TO DO> Resume the opinion piece below on G6PD screening in Pakistani neonates, writing on from its last sentence.

December 2007, Volume 57, Issue 12

Opinion and Debate

Glucose-6-phosphate dehydrogenase (G6PD) screening in Pakistani neonates:

Bushra Moiz  ( Department of Pathology and Microbiology, The Aga Khan University, Karachi )

The primary metabolic role of erythrocyte glucose-6-phosphate dehydrogenase (G6PD) is the protection of red cells against oxidative damage. Its deficiency is the commonest inherited red cell enzymopathy as it affects around 400 million people globally with the highest prevalence in tropics and subtropics. Because it is an X-linked disorder, hemizygous males and homozygous females are the ones that are mainly affected. However, approximately 10% of heterozygous females may also be at risk. The presentation is variable depending on the residual enzyme activity and ranges from completely asymptomatic individuals to those who have life long haemolysis. Most significant manifestations are drug-induced haemolysis, favism, neonatal hyper bilirubinaemia and non spherocytic haemolytic anaemia.1


There is considerable evidence to believe that G6PD deficiency in Pakistan is not a rarity as various population based studies have shown a prevalence ranging from 2-3.8%2-5 with highest frequency of 8.6% observed in Pathans.6 Unfortunately, there is no documentation of characterization of its biochemical variants. Moreover, other than a single contribution from Saha et al7 which identified presence of 563C-T and silent mutation of 1311 C-T in Pashtoons and Punjabis, nothing is known about the patterns and prevalence of different disease-causing mutations in the various Pakistani ethnic groups.


Infants with severe variants of G6PD deficiency are known to develop hyperbilirubinaemia that may be sufficient to cause kernicterus and even death.1 Recent research is focusing on decreased bilirubin conjugation rather than haemolysis as the primary aetiology for neonatal jaundice (NNJ) in the enzyme deficient babies with promoter polymorphism of UDP glucoronyl transferase 1A1 gene (UGT1A1) as the major implicating factor.


To evaluate the magnitude of the problem at the national level, the author explored various local and international search engines. Several single institution based studies conducted at Peshawar and Lahore had shown an incidence of G6PD deficiency varying from 4 to 14% in jaundiced neonates.8,9 All babies developed hyperbilirubinaemia within 0-5 days of their birth with serum bilirubin reported to be as high as 50 mg /dL in some babies. Phototherapy was required by all the infants with an additional requirement of exchange transfusion in 6-65% of patients. Unfortunately, a significant proportion of G6PD deficient newborns (4-22%) developed kernicterus with mortality ranging from 2-4.3%.
Neonatal G6PD screening programs are enforced in those areas of the world where severe variants of G6PD deficiency are widespread such as Middle East, Eastern Europe and Southeast Asia. These have shown promising results in terms of avoiding acute haemolytic crisis and permanent brain damage in babies.  Since the prevalence of severe hyperbilirubinaemia among our neonates was observed to be relatively high with exchange transfusion required in a half of them, early detection of this enzymopathy would be a viable option through mass screening programmes.

SOURCE MATERIAL>
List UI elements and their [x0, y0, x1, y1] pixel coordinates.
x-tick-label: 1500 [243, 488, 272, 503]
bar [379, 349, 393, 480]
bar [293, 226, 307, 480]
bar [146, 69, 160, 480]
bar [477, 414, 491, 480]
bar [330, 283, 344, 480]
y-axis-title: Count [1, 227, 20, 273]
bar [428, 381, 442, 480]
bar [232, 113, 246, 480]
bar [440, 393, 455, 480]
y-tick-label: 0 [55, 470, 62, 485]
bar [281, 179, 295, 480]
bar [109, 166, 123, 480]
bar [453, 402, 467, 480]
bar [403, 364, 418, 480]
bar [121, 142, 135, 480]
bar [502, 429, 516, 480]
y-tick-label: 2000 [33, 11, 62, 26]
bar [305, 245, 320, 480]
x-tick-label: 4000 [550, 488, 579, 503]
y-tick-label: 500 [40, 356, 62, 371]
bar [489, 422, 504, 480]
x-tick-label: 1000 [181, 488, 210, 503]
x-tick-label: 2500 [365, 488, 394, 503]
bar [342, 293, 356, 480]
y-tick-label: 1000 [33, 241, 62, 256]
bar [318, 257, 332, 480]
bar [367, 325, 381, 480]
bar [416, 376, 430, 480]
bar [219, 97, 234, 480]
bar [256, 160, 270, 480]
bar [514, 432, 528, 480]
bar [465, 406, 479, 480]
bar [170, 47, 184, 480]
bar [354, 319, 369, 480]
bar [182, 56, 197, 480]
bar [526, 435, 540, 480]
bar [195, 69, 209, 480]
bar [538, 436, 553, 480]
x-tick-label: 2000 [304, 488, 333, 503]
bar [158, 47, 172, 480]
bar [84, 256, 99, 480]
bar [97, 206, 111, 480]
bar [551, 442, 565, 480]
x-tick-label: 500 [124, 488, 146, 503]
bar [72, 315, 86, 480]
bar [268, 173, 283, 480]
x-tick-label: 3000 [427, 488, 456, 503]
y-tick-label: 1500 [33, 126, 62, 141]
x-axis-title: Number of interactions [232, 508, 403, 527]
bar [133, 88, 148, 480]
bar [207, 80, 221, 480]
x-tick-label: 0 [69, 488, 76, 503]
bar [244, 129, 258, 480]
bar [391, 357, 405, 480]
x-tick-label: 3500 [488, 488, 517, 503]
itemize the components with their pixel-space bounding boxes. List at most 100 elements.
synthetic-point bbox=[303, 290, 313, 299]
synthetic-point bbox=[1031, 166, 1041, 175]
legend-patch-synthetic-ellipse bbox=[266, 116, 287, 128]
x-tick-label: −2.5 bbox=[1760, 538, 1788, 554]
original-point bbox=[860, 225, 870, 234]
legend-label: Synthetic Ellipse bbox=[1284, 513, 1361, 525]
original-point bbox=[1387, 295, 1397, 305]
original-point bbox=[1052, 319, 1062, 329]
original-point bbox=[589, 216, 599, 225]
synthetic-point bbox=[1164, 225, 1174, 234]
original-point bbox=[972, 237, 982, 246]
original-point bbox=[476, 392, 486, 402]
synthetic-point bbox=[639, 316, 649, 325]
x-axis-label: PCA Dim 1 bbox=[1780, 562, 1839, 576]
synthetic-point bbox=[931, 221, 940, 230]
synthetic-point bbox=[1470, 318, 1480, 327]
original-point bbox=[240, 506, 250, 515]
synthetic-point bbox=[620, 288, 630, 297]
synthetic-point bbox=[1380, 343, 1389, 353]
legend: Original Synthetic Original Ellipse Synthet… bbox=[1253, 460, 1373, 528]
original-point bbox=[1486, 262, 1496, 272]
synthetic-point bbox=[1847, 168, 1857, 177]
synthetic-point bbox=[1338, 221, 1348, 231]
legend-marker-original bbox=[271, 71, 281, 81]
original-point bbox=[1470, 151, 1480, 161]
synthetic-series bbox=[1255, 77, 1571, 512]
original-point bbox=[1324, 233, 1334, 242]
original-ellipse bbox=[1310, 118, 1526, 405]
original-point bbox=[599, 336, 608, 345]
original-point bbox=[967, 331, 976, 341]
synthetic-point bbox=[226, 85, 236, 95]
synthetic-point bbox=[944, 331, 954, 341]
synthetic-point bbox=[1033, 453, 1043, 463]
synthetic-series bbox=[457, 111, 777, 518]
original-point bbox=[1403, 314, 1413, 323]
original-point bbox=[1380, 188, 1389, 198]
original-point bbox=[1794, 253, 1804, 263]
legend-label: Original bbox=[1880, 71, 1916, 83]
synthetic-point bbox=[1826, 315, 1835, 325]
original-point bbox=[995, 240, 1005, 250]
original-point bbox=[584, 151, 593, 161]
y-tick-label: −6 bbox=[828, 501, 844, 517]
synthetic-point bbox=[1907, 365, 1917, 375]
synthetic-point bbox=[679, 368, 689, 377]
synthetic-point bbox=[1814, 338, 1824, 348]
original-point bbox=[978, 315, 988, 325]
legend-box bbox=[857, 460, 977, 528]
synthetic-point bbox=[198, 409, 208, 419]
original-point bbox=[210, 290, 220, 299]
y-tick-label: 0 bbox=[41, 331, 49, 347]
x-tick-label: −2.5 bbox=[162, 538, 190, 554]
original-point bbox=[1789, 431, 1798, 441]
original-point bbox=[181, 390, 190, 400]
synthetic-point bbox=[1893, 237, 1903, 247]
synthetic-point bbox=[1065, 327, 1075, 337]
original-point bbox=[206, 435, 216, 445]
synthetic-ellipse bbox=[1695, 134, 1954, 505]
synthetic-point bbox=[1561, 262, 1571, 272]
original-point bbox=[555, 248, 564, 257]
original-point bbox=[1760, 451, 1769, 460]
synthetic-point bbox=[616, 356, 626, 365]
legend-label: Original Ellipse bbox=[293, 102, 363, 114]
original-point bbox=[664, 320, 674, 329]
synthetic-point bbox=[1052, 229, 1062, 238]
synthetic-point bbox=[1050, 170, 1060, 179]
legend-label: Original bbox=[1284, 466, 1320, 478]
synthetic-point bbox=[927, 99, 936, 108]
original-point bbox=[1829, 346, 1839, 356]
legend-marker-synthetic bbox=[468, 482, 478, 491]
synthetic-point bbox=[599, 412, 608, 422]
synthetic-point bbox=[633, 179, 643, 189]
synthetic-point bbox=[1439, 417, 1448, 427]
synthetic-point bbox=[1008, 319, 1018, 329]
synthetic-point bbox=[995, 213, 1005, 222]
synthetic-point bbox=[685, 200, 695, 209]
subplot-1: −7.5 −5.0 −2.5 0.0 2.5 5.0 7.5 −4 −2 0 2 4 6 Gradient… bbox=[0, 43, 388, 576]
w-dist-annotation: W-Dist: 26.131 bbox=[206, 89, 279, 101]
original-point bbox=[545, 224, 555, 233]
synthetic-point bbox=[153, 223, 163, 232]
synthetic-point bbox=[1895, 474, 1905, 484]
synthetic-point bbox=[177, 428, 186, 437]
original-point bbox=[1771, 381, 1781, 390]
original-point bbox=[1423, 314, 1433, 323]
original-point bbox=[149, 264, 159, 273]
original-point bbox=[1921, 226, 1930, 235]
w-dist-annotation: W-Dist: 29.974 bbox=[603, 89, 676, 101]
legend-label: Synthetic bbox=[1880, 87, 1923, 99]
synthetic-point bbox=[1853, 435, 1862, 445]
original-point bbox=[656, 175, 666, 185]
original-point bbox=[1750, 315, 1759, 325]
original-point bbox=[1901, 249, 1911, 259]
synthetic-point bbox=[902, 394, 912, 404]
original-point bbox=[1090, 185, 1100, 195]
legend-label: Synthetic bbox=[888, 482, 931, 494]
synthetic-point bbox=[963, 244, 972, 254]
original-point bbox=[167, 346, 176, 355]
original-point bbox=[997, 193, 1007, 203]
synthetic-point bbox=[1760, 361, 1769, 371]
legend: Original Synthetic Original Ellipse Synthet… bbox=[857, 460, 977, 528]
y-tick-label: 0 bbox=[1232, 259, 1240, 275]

ANSWER TO THE PROBLEM>
Several factors need to be considered in evaluating the feasibility, need and cost effectiveness of any neonatal mass screening programmes: prevalence and severity of the disease in target population, availability of inexpensive user friendly screening tests, access to treatment and follow-ups.
According to world health fact sheet 2007, Pakistan having a population of 165 million and growth rate of 1.8% has the annual birth rate of 27.52 /1000. According to World Health Organization (WHO), 53 neonates out of 1000 live births die of various reasons in our country. The situation is complex in terms of estimation of frequency of neonatal jaundice as over 89 % of our babies are delivered in homes and any organized data on routine health outcomes from rural Pakistan is non existent. Because of these reasons, it is impossible to estimate the burden of overall G6PD deficiency in our country. There is dire need to carry out a large epidemiological study of G6PD deficiency associated neonatal hyperbilirubinemia to elucidate the true dimensions of the problem.
The author inferred from available documentation that during the reporting duration of 22 years (1984 to 2006), 2811 neonates had hospital admissions because of neonatal jaundice.  Of these, 256 babies (9.1%) screened positive for G6PD defecieny.8,9 However, the data is skewed as all studies were done either in Peshawar or at Lahore, which are more likely to be inhabited by Pathans and Punjabis- the ethnic groups that have been identified to be at risk. Needless to say that similar results are expected as G6PD deficiency has been reported in adults from all over the country.


The International Committee for Standardization in Haematology has recommended the fluorescent spot test as a screening test for G-6-PD deficiency. However, some recently published studies of G-6-PD deficiency in neonates have utilized the commercial color reduction kit. The latter test is cheaper, easier to perform, less time consuming, and requires less sophisticated equipment (ultraviolet lamp) than the fluorescent spot test. Later was utilized in the studies reported so far from our country. Thus it may be more appropriate for mass use in developing countries than the more complicated fluorescent spot test. It can be set up and run by unskilled workers in a doctor's office or neighborhood clinic. The cost per test is estimated to be $0.5-0.9 which is negligible when compared to the cost of hospital admissions and exchange transfusions.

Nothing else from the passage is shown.